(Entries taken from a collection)
____
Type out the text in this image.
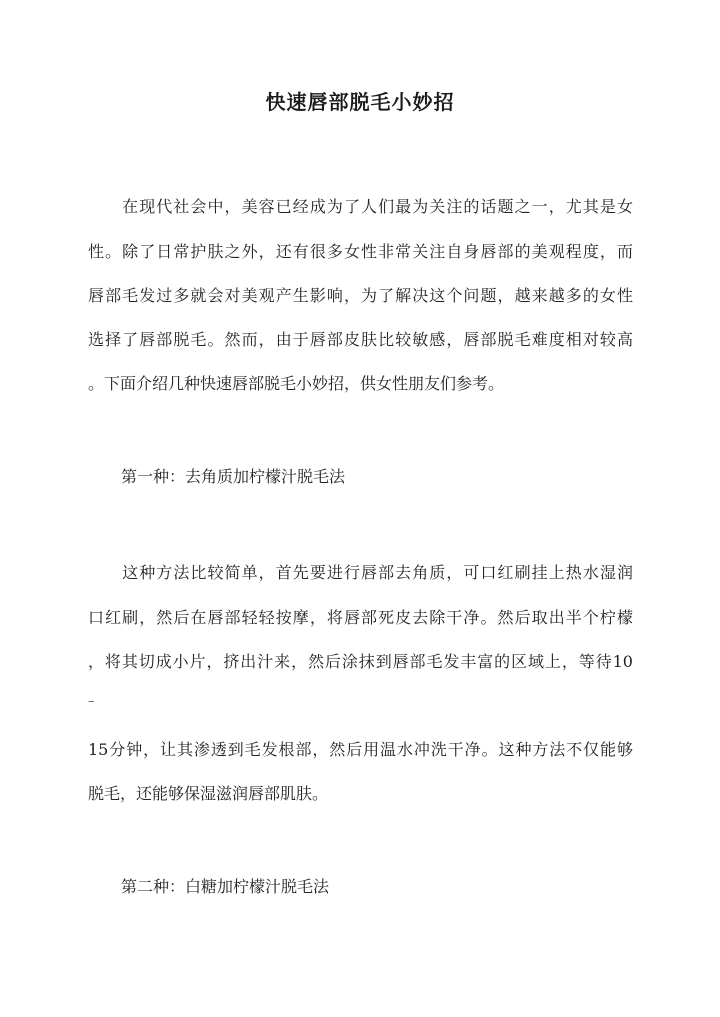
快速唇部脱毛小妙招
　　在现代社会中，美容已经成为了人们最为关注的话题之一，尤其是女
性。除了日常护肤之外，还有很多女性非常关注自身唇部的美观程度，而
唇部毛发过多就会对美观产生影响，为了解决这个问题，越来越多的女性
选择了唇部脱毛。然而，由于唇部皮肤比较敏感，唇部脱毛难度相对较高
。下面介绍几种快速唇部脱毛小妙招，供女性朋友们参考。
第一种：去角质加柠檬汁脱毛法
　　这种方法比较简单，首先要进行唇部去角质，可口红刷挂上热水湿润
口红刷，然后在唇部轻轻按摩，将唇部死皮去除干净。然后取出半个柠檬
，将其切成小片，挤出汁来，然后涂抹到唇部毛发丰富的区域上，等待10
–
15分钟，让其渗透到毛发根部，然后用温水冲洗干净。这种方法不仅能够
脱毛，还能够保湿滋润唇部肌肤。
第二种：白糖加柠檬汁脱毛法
____
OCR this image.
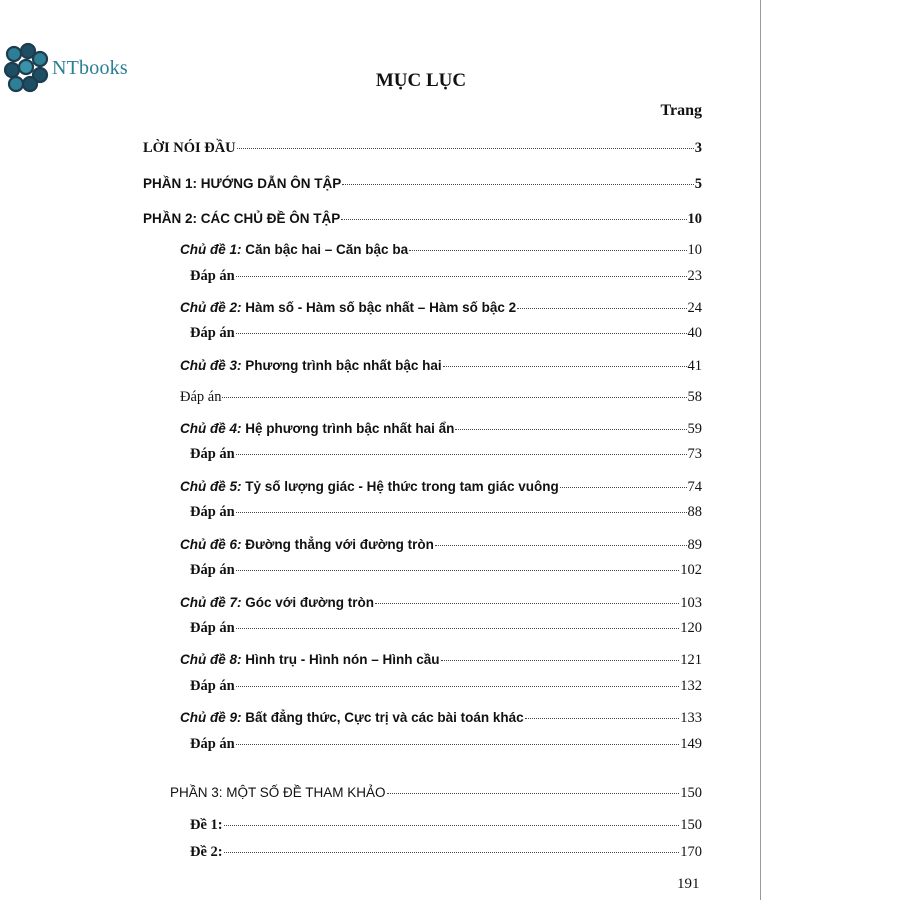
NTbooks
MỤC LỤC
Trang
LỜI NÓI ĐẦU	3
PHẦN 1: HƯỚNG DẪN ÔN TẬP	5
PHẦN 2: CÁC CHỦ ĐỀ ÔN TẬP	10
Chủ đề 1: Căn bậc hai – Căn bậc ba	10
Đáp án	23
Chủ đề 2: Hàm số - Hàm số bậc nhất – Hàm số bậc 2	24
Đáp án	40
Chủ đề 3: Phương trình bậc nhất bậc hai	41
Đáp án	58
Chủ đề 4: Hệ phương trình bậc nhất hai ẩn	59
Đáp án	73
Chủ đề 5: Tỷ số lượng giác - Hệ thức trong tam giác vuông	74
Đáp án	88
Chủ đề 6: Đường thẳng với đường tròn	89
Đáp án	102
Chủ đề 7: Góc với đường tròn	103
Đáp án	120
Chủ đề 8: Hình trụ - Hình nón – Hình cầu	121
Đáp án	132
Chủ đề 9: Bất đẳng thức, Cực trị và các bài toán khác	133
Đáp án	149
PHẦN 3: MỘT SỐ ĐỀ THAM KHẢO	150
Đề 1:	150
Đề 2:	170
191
____
● **INSTRUCTIONS FOR THE TASK**
Find the lines above holding the word "nhất" and show them.

● **EXERCISE ANSWER**
Chủ đề 2: Hàm số - Hàm số bậc nhất – Hàm số bậc 2	24
Chủ đề 3: Phương trình bậc nhất bậc hai	41
Chủ đề 4: Hệ phương trình bậc nhất hai ẩn	59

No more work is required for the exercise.